設問:
a – 本文の「ECR型のプラズマエッチング」で始まる段落を、主な事実を残したまま箇条書きにまとめなさい。
b – 本文のうち「ECR型のプラズマエッチング,CVD装置においては、プ」から「にも段差をなくし平坦な表面にすることが可能となる。」までの部分を、一字一句変えずに書き写しなさい。
#### 本文
しかしながら、これらの各条件を同時に満足する性能を
有する装置を実現することは容易ではない。近年、これ
らの条件を満たす可能性を有する装置の一つとして、EC
R(Electron Cycrotron Resonance)プラズマを用いた
マイクロ波プラズマ処理装置が注目されている。ECRプ
ラズマとは、磁場とマイクロ波との共鳴効果を用いて電
子を加速し、この電子の運動エネルギーを用いてガスを
電離してプラズマを発生させる原理に基づくものであ
る。マイクロ波に励振された電子は磁力線の周りを円運
動し、その際、遠心力とローレンツ力とがバランスする
条件を、ECR条件と呼んでいる。遠心力をmrω2,ローレ
ンツ力を−qrωBで表わすと、これらがバランスする条
件は、ω/B=q/mである。ここでωはマイクロ波の角周
波数、Bは磁束密度、q/mは電子の比電荷である。マイ
クロ波周波数は工業的に認められている2.45GHzが一般
に用いられ、その場合の共鳴磁束密度は875ガウスであ
る。
ECR型のプラズマエッチング,CVD装置においては、プ
ラズマの高密度化をはかり、効率のよいエッチングもし
くは薄膜形成を行うためには、プラズマを発生させるた
めにプラズマ生成室に導入するマイクロ波を、ピーク電
力の大きいパルス状にして加える必要がある。さらに、
エッチングにおいて、異方性の高い加工を行うためには
被加工基板とプラズマとの間にRFバイアス電圧を印加す
ることが行われる。なおRFとはRadio Frequencyのこと
であり、この分野では高周波とも呼ばれ、ほぼ50KHzな
いし数十MHzの範囲の周波数である。また薄膜形成にお
いてもエッチングの場合と同様にRFバイアス電圧を印加
することにより、基板表面の溝,穴などを緻密な膜で均
一に埋めることができ、また基板表面に段差がある場合
にも段差をなくし平坦な表面にすることが可能となる。
########
#### データ一覧
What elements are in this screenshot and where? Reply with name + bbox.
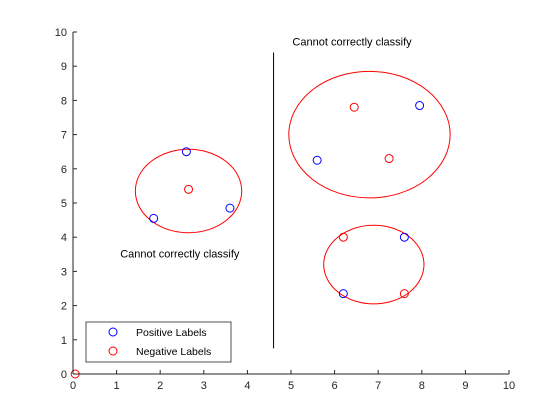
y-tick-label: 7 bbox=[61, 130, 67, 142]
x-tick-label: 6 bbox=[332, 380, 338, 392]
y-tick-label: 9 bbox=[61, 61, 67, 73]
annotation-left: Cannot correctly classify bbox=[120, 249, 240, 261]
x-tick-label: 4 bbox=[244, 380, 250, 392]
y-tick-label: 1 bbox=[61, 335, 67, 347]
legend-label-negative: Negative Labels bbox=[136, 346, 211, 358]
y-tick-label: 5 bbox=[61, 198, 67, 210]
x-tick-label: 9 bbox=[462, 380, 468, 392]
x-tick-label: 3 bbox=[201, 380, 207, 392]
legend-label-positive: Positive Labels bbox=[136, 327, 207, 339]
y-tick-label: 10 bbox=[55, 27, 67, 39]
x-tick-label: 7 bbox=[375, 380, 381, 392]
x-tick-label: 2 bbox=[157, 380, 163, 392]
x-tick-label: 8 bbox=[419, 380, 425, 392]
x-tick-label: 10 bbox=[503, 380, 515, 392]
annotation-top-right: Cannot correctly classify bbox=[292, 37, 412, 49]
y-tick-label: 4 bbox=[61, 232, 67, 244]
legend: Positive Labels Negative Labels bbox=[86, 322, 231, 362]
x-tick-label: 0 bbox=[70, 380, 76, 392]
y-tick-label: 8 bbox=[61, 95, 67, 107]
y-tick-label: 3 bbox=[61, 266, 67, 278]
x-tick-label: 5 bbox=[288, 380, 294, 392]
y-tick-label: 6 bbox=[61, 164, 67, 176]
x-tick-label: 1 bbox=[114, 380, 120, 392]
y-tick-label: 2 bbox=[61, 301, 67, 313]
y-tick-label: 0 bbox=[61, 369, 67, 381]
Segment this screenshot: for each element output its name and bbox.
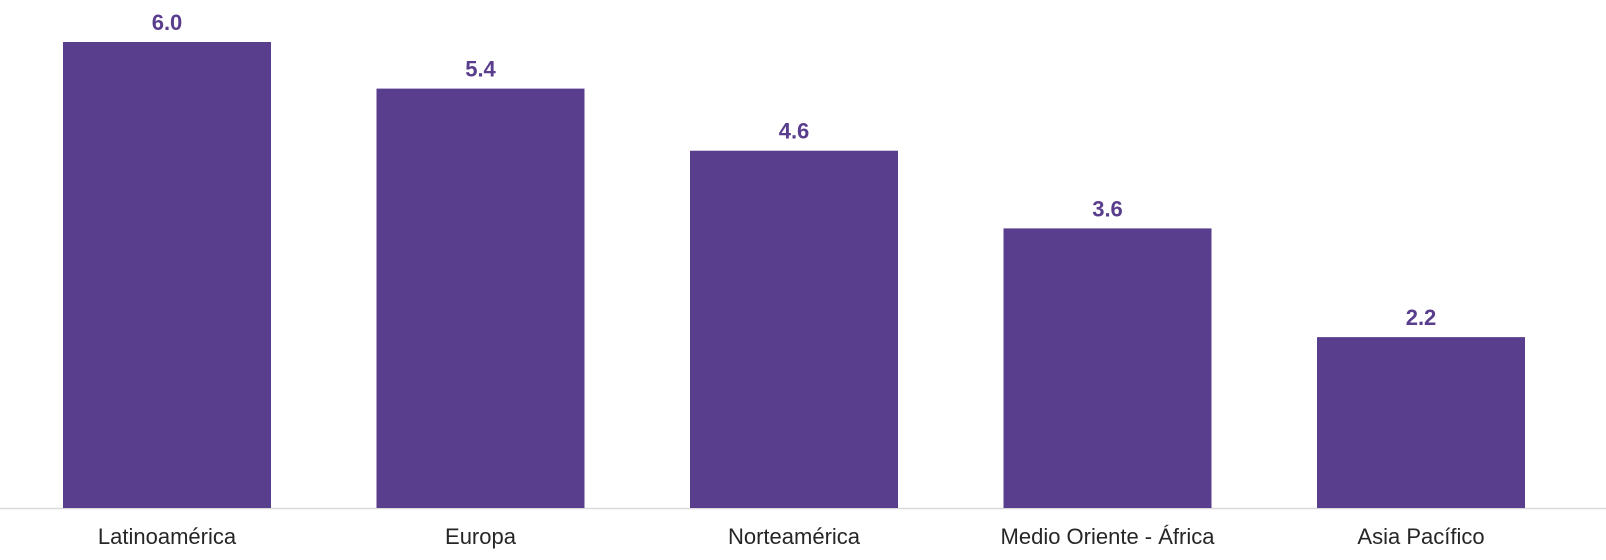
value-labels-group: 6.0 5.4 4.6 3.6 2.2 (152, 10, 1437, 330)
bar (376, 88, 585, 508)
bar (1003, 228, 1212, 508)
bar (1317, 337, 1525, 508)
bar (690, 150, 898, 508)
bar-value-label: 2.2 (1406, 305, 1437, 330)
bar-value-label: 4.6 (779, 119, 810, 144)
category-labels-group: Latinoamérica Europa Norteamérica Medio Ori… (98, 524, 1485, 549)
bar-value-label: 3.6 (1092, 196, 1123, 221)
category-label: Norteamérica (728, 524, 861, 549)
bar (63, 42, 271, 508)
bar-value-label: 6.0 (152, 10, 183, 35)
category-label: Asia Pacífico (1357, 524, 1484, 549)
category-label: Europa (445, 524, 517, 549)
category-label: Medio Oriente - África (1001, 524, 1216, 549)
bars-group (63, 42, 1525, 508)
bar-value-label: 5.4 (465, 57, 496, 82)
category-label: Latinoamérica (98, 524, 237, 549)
########
#### データ一覧
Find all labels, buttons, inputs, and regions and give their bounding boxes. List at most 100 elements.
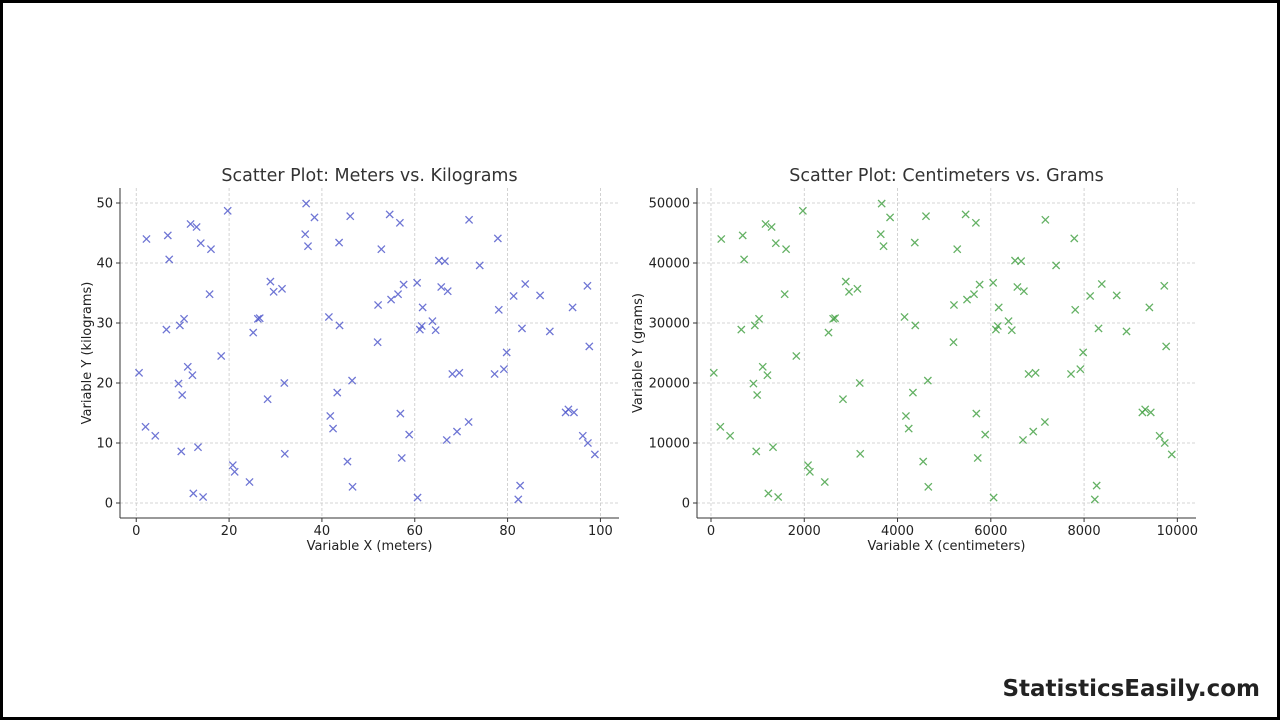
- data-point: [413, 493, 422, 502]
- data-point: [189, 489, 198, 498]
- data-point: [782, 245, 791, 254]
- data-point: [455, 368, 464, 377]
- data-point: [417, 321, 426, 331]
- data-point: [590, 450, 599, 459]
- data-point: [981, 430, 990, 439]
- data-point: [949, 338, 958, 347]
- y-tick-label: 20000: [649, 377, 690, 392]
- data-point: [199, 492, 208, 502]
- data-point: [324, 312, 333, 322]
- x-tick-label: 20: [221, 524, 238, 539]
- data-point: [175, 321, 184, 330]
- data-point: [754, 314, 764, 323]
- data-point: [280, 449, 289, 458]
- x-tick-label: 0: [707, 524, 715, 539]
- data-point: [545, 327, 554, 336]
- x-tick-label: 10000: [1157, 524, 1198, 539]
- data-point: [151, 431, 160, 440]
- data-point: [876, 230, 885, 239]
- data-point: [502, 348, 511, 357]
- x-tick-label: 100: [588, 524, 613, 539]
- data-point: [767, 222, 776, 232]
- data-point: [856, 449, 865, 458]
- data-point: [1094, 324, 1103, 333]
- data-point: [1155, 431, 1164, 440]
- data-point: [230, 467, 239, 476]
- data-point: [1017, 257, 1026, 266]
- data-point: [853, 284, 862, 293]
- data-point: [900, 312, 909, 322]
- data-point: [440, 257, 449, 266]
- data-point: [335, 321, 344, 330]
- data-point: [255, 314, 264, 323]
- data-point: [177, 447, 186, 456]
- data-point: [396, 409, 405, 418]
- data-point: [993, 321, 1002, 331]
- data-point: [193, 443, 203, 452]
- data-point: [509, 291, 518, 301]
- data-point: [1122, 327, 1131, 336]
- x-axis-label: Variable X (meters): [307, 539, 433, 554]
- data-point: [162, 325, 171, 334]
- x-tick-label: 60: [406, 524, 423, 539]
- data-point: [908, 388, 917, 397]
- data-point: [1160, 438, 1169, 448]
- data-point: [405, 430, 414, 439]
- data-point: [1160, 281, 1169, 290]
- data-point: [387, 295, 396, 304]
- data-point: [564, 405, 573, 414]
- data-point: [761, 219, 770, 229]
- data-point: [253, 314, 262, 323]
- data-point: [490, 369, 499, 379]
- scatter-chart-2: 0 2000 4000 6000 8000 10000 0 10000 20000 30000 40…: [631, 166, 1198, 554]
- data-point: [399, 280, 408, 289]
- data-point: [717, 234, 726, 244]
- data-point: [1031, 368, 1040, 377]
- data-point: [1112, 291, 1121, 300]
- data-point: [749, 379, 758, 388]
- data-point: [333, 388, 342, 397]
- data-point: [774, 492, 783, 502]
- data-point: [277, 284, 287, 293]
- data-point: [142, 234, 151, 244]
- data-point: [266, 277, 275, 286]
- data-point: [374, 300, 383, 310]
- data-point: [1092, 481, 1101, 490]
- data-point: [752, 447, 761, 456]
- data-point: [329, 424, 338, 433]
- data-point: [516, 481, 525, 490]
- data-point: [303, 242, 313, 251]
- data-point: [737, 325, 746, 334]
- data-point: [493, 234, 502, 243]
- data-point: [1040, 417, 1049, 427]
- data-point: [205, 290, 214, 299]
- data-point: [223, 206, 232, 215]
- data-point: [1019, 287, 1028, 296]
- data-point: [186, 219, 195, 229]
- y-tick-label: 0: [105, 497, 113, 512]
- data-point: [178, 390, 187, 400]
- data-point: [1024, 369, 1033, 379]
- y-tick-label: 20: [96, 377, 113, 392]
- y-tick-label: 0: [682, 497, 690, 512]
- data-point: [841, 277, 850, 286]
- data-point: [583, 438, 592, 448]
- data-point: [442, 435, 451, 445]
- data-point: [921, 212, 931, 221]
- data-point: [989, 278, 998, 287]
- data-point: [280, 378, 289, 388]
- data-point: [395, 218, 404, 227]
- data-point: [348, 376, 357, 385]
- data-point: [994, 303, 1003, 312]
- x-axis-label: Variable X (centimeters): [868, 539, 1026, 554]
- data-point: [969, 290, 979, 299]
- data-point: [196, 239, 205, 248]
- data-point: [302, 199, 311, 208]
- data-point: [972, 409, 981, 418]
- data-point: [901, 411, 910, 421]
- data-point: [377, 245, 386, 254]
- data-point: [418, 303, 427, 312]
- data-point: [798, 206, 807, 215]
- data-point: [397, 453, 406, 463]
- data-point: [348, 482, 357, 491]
########
解答例:
a –
・ECR型のプラズマエッチング装置やCVD装置で、プラズマを高密度化し、効率よくエッチングや薄膜形成を行うには、プラズマ生成室に導入するマイクロ波をピーク電力の大きいパルス状にして加える必要がある。
・エッチングで異方性の高い加工を行うには、被加工基板とプラズマとの間にRFバイアス電圧を印加する。
・RFはRadio Frequencyのことで、この分野では高周波とも呼ばれ、ほぼ50KHzないし数十MHzの範囲の周波数である。
・薄膜形成でもRFバイアス電圧を印加すると、基板表面の溝や穴などを緻密な膜で均一に埋めることができる。また、基板表面に段差があっても、平坦な表面にすることが可能となる。

b –
ECR型のプラズマエッチング,CVD装置においては、プ
ラズマの高密度化をはかり、効率のよいエッチングもし
くは薄膜形成を行うためには、プラズマを発生させるた
めにプラズマ生成室に導入するマイクロ波を、ピーク電
力の大きいパルス状にして加える必要がある。さらに、
エッチングにおいて、異方性の高い加工を行うためには
被加工基板とプラズマとの間にRFバイアス電圧を印加す
ることが行われる。なおRFとはRadio Frequencyのこと
であり、この分野では高周波とも呼ばれ、ほぼ50KHzな
いし数十MHzの範囲の周波数である。また薄膜形成にお
いてもエッチングの場合と同様にRFバイアス電圧を印加
することにより、基板表面の溝,穴などを緻密な膜で均
一に埋めることができ、また基板表面に段差がある場合
にも段差をなくし平坦な表面にすることが可能となる。